*** EXTRACTED ENTRIES ***
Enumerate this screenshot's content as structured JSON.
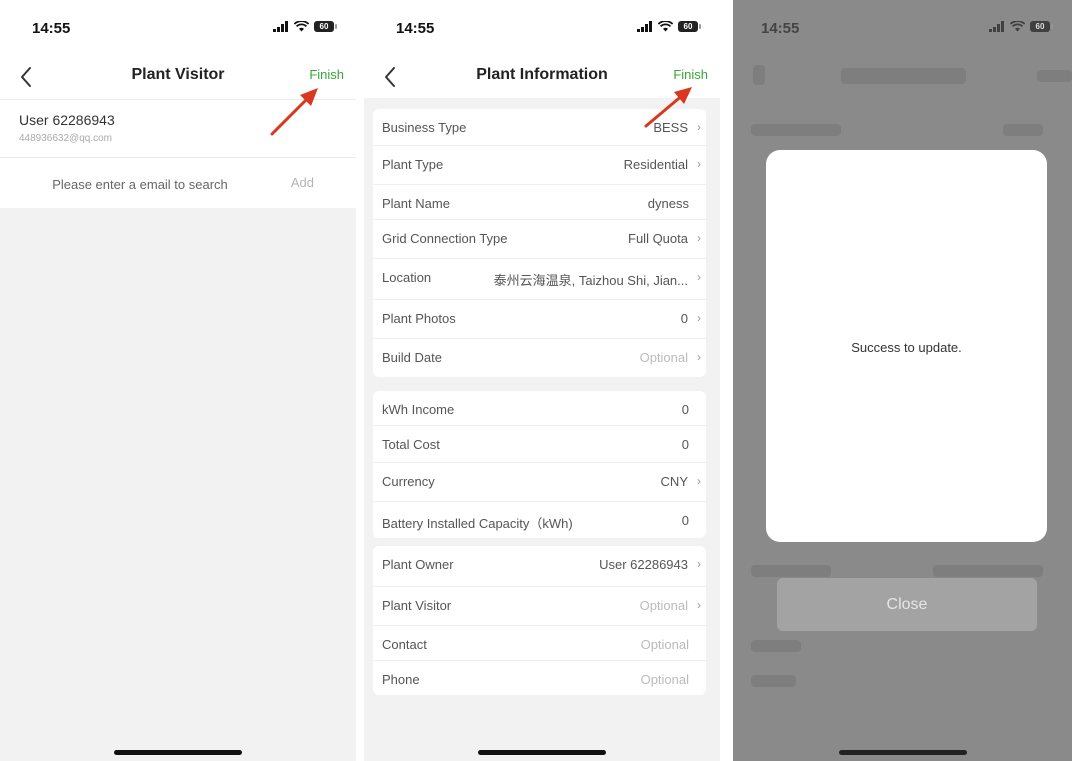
{
  "status_bar": {
    "time": "14:55",
    "battery": "60"
  },
  "panel1": {
    "nav_title": "Plant Visitor",
    "finish_label": "Finish",
    "user": {
      "name": "User 62286943",
      "email": "448936632@qq.com"
    },
    "search": {
      "placeholder": "Please enter a email to search",
      "add_label": "Add"
    }
  },
  "panel2": {
    "nav_title": "Plant Information",
    "finish_label": "Finish",
    "section1": [
      {
        "label": "Business Type",
        "value": "BESS"
      },
      {
        "label": "Plant Type",
        "value": "Residential"
      },
      {
        "label": "Plant Name",
        "value": "dyness"
      },
      {
        "label": "Grid Connection Type",
        "value": "Full Quota"
      },
      {
        "label": "Location",
        "value": "泰州云海温泉, Taizhou Shi, Jian..."
      },
      {
        "label": "Plant Photos",
        "value": "0"
      },
      {
        "label": "Build Date",
        "value": "Optional"
      }
    ],
    "section2": [
      {
        "label": "kWh Income",
        "value": "0"
      },
      {
        "label": "Total Cost",
        "value": "0"
      },
      {
        "label": "Currency",
        "value": "CNY"
      },
      {
        "label": "Battery Installed Capacity（kWh)",
        "value": "0"
      }
    ],
    "section3": [
      {
        "label": "Plant Owner",
        "value": "User 62286943"
      },
      {
        "label": "Plant Visitor",
        "value": "Optional"
      },
      {
        "label": "Contact",
        "value": "Optional"
      },
      {
        "label": "Phone",
        "value": "Optional"
      }
    ]
  },
  "panel3": {
    "message": "Success to update.",
    "close_label": "Close"
  },
  "colors": {
    "accent": "#3aa53a",
    "arrow": "#d9371f"
  }
}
***
§ WRITTEN REQUEST
Copy every entry exactly as written. Pictures are excluded.

§ REPLY
Enumerate this screenshot's content as structured JSON.
{
  "status_bar": {
    "time": "14:55",
    "battery": "60"
  },
  "panel1": {
    "nav_title": "Plant Visitor",
    "finish_label": "Finish",
    "user": {
      "name": "User 62286943",
      "email": "448936632@qq.com"
    },
    "search": {
      "placeholder": "Please enter a email to search",
      "add_label": "Add"
    }
  },
  "panel2": {
    "nav_title": "Plant Information",
    "finish_label": "Finish",
    "section1": [
      {
        "label": "Business Type",
        "value": "BESS"
      },
      {
        "label": "Plant Type",
        "value": "Residential"
      },
      {
        "label": "Plant Name",
        "value": "dyness"
      },
      {
        "label": "Grid Connection Type",
        "value": "Full Quota"
      },
      {
        "label": "Location",
        "value": "泰州云海温泉, Taizhou Shi, Jian..."
      },
      {
        "label": "Plant Photos",
        "value": "0"
      },
      {
        "label": "Build Date",
        "value": "Optional"
      }
    ],
    "section2": [
      {
        "label": "kWh Income",
        "value": "0"
      },
      {
        "label": "Total Cost",
        "value": "0"
      },
      {
        "label": "Currency",
        "value": "CNY"
      },
      {
        "label": "Battery Installed Capacity（kWh)",
        "value": "0"
      }
    ],
    "section3": [
      {
        "label": "Plant Owner",
        "value": "User 62286943"
      },
      {
        "label": "Plant Visitor",
        "value": "Optional"
      },
      {
        "label": "Contact",
        "value": "Optional"
      },
      {
        "label": "Phone",
        "value": "Optional"
      }
    ]
  },
  "panel3": {
    "message": "Success to update.",
    "close_label": "Close"
  },
  "colors": {
    "accent": "#3aa53a",
    "arrow": "#d9371f"
  }
}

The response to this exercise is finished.